▶ _DIRECTIONS FOR THIS TASK_
Can you pull out each line of the data below that includes the word "안달루시아"?
## begin
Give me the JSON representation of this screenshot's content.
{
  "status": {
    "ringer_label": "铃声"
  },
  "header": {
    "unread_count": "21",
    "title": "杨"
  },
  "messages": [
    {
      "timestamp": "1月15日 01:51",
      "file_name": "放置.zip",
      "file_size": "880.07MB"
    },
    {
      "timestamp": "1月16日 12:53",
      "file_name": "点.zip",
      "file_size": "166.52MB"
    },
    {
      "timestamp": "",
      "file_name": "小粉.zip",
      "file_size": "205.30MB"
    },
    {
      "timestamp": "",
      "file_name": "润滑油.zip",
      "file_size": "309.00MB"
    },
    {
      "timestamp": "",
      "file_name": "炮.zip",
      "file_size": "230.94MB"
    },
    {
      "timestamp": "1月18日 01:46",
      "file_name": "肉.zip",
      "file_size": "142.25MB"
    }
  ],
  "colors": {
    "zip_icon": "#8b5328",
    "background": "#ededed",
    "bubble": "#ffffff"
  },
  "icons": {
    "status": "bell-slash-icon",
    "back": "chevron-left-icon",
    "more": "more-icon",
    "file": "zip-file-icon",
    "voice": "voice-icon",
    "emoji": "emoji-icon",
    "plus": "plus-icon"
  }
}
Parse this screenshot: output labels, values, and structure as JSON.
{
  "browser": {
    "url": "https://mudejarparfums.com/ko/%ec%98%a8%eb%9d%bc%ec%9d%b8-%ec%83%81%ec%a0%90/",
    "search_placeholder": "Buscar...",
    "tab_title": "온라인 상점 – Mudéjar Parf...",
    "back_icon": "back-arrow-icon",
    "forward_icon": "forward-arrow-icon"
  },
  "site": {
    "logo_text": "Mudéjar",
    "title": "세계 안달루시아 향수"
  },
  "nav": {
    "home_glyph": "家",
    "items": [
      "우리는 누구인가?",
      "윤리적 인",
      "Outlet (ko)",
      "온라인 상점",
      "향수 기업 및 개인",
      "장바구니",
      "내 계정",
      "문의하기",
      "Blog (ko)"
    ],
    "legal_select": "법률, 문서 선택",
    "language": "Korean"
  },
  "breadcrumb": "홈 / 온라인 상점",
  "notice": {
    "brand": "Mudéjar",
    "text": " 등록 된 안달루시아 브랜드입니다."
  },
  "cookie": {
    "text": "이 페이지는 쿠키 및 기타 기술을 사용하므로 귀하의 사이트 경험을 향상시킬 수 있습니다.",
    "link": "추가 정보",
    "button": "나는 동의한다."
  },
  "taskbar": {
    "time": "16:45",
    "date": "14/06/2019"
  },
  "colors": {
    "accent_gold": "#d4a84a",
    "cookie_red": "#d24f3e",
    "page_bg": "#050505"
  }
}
## end
▶ _COMPLETE ANSWER_
    "title": "세계 안달루시아 향수"
    "text": " 등록 된 안달루시아 브랜드입니다."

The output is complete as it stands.